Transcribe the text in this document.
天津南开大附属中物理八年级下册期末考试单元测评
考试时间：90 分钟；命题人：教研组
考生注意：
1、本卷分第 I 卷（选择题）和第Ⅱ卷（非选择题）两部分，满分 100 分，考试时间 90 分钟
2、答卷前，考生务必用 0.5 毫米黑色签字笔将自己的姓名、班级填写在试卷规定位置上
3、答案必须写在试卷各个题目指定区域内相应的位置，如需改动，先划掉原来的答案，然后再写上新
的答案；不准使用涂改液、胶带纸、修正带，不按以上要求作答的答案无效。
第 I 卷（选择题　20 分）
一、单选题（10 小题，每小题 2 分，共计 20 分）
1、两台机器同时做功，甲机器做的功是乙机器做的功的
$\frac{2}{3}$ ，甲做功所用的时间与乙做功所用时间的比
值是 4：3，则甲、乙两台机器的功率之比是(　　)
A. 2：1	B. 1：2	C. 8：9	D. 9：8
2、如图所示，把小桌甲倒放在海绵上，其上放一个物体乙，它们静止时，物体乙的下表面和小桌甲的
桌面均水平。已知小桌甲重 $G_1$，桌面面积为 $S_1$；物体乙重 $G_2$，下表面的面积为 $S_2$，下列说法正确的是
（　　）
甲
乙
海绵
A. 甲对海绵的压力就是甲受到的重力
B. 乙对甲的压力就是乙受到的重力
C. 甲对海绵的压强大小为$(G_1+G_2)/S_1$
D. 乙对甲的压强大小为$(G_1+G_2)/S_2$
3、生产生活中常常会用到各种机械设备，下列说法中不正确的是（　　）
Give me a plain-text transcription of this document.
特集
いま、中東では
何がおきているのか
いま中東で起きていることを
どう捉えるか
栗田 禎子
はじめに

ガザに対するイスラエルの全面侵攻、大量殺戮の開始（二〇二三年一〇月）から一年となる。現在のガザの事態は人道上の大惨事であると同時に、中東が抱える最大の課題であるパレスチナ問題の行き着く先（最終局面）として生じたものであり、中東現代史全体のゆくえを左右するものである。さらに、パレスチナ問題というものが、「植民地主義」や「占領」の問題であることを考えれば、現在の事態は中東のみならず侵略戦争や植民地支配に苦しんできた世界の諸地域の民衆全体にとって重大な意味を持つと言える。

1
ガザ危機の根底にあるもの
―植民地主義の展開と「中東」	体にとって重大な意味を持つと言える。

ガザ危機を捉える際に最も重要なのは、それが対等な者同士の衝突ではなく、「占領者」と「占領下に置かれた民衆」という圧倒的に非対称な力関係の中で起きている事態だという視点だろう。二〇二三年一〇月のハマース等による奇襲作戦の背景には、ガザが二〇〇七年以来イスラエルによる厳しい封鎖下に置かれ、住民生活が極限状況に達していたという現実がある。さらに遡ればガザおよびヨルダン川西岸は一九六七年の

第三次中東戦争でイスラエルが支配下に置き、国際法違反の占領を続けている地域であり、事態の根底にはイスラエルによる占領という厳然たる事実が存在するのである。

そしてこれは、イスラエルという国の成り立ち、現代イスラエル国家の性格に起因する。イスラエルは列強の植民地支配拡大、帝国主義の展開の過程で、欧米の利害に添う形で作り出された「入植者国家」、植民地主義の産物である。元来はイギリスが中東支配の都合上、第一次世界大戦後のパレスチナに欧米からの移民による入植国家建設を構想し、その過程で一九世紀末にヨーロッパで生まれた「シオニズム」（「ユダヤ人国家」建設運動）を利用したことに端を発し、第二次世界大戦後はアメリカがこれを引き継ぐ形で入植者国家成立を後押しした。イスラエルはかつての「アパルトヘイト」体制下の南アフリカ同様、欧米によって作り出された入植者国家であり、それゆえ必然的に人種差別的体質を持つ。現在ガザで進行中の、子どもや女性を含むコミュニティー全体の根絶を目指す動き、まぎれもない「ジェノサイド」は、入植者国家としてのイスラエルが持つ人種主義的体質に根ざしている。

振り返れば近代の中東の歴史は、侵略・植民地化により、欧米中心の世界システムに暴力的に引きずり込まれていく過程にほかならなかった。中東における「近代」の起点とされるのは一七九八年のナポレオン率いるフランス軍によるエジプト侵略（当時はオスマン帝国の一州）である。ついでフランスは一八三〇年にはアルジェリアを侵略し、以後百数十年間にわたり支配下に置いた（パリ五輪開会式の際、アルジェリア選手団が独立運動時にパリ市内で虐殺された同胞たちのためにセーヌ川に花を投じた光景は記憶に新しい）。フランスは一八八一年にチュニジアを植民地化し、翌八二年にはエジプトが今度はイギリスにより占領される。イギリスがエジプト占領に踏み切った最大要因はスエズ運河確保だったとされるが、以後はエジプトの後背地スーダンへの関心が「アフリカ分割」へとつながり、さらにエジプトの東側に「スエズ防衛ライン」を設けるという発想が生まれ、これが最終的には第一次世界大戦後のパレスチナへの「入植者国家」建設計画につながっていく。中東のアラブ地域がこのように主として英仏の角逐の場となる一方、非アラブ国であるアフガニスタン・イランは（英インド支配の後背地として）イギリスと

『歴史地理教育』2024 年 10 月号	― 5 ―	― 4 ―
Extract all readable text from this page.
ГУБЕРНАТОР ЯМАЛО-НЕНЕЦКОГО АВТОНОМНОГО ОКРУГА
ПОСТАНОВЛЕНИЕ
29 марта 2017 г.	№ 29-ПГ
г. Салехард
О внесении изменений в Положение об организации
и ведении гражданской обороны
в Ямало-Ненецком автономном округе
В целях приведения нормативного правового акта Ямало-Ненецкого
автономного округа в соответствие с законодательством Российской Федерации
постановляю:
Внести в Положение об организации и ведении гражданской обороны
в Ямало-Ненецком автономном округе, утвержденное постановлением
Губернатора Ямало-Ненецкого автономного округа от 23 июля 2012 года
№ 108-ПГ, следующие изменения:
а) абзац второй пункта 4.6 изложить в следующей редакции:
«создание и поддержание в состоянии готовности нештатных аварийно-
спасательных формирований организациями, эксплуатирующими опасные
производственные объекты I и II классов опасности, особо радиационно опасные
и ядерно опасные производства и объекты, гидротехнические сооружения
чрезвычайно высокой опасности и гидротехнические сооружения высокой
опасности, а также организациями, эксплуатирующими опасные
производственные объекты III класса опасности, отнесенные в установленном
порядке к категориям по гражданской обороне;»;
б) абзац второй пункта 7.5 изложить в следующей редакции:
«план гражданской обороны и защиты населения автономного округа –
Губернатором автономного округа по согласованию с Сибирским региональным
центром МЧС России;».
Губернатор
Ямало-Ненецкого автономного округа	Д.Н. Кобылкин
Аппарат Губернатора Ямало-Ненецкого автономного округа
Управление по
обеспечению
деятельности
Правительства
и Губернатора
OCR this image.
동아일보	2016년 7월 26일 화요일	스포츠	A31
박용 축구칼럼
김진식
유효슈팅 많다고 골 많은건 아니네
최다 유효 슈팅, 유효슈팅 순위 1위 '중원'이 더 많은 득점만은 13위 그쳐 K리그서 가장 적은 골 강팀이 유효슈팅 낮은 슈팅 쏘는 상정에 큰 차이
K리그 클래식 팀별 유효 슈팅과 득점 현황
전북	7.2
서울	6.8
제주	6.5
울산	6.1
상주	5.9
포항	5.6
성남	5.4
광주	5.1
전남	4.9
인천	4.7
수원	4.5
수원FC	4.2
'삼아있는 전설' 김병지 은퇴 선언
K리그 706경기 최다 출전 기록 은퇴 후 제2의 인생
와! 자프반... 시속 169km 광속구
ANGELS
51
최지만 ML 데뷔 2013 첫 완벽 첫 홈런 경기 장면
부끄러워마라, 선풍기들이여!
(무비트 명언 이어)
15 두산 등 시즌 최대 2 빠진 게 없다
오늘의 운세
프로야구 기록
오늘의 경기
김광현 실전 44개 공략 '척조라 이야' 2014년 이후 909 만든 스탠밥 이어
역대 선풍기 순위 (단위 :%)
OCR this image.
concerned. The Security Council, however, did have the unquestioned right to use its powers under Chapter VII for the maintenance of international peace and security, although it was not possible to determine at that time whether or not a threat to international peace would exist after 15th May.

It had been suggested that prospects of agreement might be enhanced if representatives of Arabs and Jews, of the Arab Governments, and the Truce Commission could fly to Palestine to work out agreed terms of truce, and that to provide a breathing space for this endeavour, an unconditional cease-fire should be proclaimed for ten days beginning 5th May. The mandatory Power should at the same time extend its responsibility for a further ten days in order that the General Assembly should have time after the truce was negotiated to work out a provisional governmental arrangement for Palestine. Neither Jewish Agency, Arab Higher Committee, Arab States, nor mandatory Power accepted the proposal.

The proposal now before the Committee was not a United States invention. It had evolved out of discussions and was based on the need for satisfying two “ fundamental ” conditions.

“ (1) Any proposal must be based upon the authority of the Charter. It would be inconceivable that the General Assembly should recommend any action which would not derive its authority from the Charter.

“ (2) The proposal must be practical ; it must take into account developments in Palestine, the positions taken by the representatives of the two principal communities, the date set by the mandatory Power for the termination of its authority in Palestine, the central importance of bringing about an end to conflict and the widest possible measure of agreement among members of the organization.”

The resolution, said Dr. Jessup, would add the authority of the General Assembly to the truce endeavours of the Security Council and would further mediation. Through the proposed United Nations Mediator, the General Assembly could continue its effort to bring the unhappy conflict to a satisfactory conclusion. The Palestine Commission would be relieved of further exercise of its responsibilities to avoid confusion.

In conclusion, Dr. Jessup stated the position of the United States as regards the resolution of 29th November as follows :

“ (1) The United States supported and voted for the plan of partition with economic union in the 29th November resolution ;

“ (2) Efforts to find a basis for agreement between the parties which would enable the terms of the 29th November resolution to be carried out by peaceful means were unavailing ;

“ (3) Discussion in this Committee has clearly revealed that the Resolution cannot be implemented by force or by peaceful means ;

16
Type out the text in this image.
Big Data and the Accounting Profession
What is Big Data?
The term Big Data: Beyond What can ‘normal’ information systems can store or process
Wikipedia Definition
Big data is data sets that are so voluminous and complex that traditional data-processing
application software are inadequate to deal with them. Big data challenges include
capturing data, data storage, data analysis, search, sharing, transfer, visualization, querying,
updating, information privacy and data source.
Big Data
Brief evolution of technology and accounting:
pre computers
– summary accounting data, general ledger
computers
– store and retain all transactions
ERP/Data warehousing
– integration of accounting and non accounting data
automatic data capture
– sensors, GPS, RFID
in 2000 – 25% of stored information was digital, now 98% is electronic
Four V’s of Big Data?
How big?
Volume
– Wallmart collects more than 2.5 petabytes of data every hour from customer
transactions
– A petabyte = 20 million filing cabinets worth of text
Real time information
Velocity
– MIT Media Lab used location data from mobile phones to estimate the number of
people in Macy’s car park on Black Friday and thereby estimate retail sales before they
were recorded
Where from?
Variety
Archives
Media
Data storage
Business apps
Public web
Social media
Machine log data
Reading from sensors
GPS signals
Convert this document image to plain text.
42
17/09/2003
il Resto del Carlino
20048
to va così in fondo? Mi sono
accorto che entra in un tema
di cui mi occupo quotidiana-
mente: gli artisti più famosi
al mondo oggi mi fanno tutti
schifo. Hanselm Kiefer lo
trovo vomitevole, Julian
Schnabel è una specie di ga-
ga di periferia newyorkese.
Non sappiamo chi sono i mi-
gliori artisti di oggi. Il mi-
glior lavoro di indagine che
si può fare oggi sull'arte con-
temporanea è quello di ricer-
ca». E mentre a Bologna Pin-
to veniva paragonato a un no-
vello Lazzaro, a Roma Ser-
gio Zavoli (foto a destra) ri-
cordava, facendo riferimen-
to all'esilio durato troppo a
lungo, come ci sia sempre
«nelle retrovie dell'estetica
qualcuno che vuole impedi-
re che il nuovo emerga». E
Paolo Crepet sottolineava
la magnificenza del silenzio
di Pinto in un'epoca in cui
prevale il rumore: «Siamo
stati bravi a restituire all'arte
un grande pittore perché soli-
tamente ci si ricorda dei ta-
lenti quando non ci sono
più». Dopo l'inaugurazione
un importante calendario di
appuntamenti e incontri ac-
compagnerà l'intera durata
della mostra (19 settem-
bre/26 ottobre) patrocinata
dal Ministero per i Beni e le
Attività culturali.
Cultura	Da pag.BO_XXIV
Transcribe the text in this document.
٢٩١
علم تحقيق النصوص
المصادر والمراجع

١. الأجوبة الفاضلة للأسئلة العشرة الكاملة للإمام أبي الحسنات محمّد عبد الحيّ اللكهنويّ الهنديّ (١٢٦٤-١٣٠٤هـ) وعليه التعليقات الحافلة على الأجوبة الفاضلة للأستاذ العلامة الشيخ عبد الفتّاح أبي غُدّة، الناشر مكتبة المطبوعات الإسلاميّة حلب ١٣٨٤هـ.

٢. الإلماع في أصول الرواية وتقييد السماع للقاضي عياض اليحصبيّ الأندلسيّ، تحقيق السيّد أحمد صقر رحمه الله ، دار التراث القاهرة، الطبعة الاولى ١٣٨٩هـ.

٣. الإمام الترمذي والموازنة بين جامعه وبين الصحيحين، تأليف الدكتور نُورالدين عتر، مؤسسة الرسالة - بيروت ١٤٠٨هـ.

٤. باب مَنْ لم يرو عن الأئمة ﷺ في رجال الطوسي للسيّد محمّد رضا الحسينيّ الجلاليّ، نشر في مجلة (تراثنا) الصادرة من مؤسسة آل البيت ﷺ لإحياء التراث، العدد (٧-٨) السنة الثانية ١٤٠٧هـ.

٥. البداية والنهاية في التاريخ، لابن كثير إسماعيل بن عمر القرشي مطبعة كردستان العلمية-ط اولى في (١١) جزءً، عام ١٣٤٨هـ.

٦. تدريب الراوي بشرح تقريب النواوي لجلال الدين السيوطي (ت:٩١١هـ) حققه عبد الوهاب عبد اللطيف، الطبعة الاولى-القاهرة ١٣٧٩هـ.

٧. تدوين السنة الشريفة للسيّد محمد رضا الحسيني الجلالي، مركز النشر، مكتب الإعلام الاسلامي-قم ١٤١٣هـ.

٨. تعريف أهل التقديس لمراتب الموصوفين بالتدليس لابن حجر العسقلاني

■ **Problem statement**
Show each line holding the word "based".

■ **Response**
The proposal now before the Committee was not a United States invention. It had evolved out of discussions and was based on the need for satisfying two “ fundamental ” conditions.
“ (1) Any proposal must be based upon the authority of the Charter. It would be inconceivable that the General Assembly should recommend any action which would not derive its authority from the Charter.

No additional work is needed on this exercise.